**DATA IN THIS EXERCISE**
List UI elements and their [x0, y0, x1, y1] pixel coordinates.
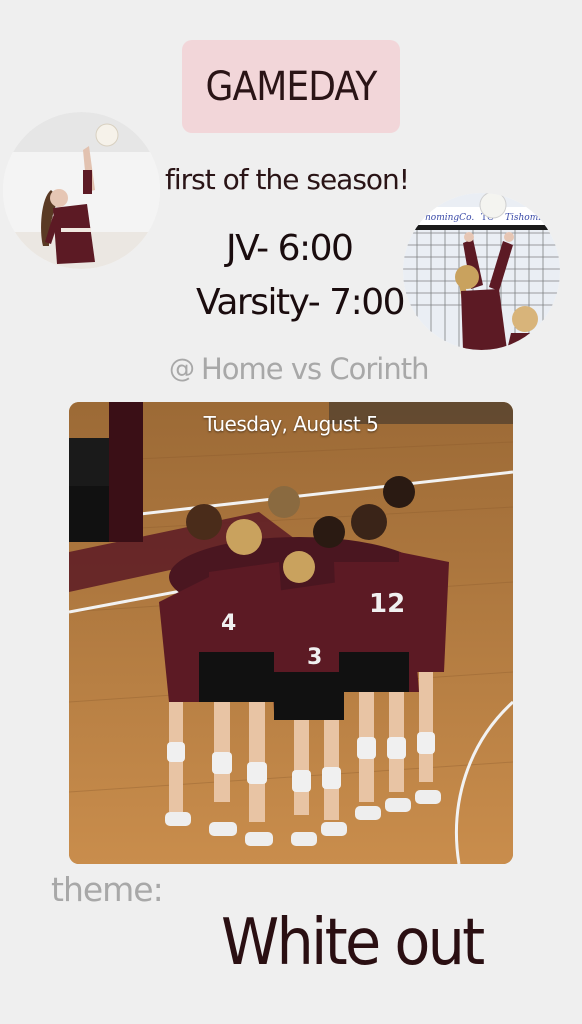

---

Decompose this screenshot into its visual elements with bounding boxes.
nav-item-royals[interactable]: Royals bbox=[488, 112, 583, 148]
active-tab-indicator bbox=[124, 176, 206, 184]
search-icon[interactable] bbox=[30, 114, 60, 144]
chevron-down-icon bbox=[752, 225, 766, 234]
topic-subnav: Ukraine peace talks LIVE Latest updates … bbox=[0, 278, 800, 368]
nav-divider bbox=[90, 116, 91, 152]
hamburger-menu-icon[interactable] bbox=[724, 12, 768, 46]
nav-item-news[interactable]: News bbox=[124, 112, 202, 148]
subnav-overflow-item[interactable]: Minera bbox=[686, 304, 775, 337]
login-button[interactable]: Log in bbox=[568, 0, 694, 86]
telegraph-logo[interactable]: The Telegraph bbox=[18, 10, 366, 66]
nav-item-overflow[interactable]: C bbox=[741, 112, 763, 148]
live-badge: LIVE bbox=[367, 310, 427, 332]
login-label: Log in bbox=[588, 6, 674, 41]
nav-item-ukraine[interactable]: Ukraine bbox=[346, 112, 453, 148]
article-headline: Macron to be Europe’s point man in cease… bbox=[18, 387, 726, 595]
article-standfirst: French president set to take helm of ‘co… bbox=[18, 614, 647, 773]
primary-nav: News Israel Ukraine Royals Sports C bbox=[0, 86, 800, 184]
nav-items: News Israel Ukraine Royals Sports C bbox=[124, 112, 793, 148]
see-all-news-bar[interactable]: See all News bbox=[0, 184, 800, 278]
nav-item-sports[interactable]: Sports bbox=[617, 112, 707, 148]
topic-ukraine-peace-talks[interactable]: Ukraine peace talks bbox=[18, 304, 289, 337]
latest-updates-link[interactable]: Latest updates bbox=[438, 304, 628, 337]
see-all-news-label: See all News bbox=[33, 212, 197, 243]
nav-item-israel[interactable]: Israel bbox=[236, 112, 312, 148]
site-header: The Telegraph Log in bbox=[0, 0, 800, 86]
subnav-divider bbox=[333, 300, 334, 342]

**PROBLEM DESCRIPTION**
Write out the lines of the material from the line containing "Decompose this screenshot" through the line containing "chevron-down-icon bbox=[752, 225, 766, 234]", including both of those lines.

**RESULT BELOW**
Decompose this screenshot into its visual elements with bounding boxes.
nav-item-royals[interactable]: Royals bbox=[488, 112, 583, 148]
active-tab-indicator bbox=[124, 176, 206, 184]
search-icon[interactable] bbox=[30, 114, 60, 144]
chevron-down-icon bbox=[752, 225, 766, 234]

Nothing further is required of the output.